STATED GOAL. Print every line of the listing exactly, please.

┌──

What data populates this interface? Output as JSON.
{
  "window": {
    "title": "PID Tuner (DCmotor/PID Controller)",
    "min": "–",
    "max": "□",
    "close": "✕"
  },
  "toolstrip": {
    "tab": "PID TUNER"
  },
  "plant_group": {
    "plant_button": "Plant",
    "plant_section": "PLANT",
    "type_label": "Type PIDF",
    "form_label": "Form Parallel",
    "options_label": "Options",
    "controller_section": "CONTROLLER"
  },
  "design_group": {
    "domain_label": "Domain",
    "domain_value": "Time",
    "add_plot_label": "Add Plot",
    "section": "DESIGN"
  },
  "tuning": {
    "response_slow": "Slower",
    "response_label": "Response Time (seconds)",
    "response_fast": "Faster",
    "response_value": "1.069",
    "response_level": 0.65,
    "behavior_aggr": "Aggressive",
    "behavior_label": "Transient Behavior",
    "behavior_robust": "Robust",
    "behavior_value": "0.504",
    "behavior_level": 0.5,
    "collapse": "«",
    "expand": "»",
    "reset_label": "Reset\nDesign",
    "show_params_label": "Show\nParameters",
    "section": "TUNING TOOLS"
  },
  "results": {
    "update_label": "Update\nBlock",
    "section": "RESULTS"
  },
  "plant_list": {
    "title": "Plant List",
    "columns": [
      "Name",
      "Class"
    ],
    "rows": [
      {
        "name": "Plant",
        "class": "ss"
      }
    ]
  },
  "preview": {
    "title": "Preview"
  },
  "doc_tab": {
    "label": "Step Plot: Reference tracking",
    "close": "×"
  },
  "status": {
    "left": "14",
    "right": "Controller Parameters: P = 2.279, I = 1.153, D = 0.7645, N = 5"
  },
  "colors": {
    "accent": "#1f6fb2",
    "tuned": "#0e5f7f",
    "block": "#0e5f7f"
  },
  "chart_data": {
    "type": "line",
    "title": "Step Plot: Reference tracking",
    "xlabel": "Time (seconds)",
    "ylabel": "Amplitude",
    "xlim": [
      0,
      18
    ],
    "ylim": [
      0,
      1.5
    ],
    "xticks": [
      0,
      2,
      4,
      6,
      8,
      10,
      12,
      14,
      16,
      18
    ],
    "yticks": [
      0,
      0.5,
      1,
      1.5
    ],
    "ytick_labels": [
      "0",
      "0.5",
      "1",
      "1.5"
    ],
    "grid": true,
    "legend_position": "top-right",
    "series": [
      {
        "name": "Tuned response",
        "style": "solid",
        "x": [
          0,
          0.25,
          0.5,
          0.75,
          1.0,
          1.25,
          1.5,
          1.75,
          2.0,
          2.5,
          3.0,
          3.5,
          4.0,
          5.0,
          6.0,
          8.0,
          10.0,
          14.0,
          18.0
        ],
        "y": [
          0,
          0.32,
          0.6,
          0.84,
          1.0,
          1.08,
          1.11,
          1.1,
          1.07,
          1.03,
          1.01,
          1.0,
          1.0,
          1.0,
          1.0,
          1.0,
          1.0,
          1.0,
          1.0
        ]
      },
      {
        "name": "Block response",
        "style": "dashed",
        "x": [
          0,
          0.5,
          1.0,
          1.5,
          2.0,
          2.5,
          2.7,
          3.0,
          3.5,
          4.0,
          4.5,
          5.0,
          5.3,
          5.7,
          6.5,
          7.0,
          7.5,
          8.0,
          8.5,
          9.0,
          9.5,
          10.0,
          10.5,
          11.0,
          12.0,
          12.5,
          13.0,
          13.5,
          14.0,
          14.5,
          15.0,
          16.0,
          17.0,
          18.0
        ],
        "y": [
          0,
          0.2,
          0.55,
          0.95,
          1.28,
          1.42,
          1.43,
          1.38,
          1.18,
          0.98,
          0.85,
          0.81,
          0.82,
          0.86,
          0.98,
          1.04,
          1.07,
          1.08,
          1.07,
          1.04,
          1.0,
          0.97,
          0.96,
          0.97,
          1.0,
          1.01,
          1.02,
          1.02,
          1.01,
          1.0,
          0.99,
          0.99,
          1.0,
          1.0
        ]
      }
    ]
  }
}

└──

FULL SOLUTION.
What data populates this interface? Output as JSON.
{
  "window": {
    "title": "PID Tuner (DCmotor/PID Controller)",
    "min": "–",
    "max": "□",
    "close": "✕"
  },
  "toolstrip": {
    "tab": "PID TUNER"
  },
  "plant_group": {
    "plant_button": "Plant",
    "plant_section": "PLANT",
    "type_label": "Type PIDF",
    "form_label": "Form Parallel",
    "options_label": "Options",
    "controller_section": "CONTROLLER"
  },
  "design_group": {
    "domain_label": "Domain",
    "domain_value": "Time",
    "add_plot_label": "Add Plot",
    "section": "DESIGN"
  },
  "tuning": {
    "response_slow": "Slower",
    "response_label": "Response Time (seconds)",
    "response_fast": "Faster",
    "response_value": "1.069",
    "response_level": 0.65,
    "behavior_aggr": "Aggressive",
    "behavior_label": "Transient Behavior",
    "behavior_robust": "Robust",
    "behavior_value": "0.504",
    "behavior_level": 0.5,
    "collapse": "«",
    "expand": "»",
    "reset_label": "Reset\nDesign",
    "show_params_label": "Show\nParameters",
    "section": "TUNING TOOLS"
  },
  "results": {
    "update_label": "Update\nBlock",
    "section": "RESULTS"
  },
  "plant_list": {
    "title": "Plant List",
    "columns": [
      "Name",
      "Class"
    ],
    "rows": [
      {
        "name": "Plant",
        "class": "ss"
      }
    ]
  },
  "preview": {
    "title": "Preview"
  },
  "doc_tab": {
    "label": "Step Plot: Reference tracking",
    "close": "×"
  },
  "status": {
    "left": "14",
    "right": "Controller Parameters: P = 2.279, I = 1.153, D = 0.7645, N = 5"
  },
  "colors": {
    "accent": "#1f6fb2",
    "tuned": "#0e5f7f",
    "block": "#0e5f7f"
  },
  "chart_data": {
    "type": "line",
    "title": "Step Plot: Reference tracking",
    "xlabel": "Time (seconds)",
    "ylabel": "Amplitude",
    "xlim": [
      0,
      18
    ],
    "ylim": [
      0,
      1.5
    ],
    "xticks": [
      0,
      2,
      4,
      6,
      8,
      10,
      12,
      14,
      16,
      18
    ],
    "yticks": [
      0,
      0.5,
      1,
      1.5
    ],
    "ytick_labels": [
      "0",
      "0.5",
      "1",
      "1.5"
    ],
    "grid": true,
    "legend_position": "top-right",
    "series": [
      {
        "name": "Tuned response",
        "style": "solid",
        "x": [
          0,
          0.25,
          0.5,
          0.75,
          1.0,
          1.25,
          1.5,
          1.75,
          2.0,
          2.5,
          3.0,
          3.5,
          4.0,
          5.0,
          6.0,
          8.0,
          10.0,
          14.0,
          18.0
        ],
        "y": [
          0,
          0.32,
          0.6,
          0.84,
          1.0,
          1.08,
          1.11,
          1.1,
          1.07,
          1.03,
          1.01,
          1.0,
          1.0,
          1.0,
          1.0,
          1.0,
          1.0,
          1.0,
          1.0
        ]
      },
      {
        "name": "Block response",
        "style": "dashed",
        "x": [
          0,
          0.5,
          1.0,
          1.5,
          2.0,
          2.5,
          2.7,
          3.0,
          3.5,
          4.0,
          4.5,
          5.0,
          5.3,
          5.7,
          6.5,
          7.0,
          7.5,
          8.0,
          8.5,
          9.0,
          9.5,
          10.0,
          10.5,
          11.0,
          12.0,
          12.5,
          13.0,
          13.5,
          14.0,
          14.5,
          15.0,
          16.0,
          17.0,
          18.0
        ],
        "y": [
          0,
          0.2,
          0.55,
          0.95,
          1.28,
          1.42,
          1.43,
          1.38,
          1.18,
          0.98,
          0.85,
          0.81,
          0.82,
          0.86,
          0.98,
          1.04,
          1.07,
          1.08,
          1.07,
          1.04,
          1.0,
          0.97,
          0.96,
          0.97,
          1.0,
          1.01,
          1.02,
          1.02,
          1.01,
          1.0,
          0.99,
          0.99,
          1.0,
          1.0
        ]
      }
    ]
  }
}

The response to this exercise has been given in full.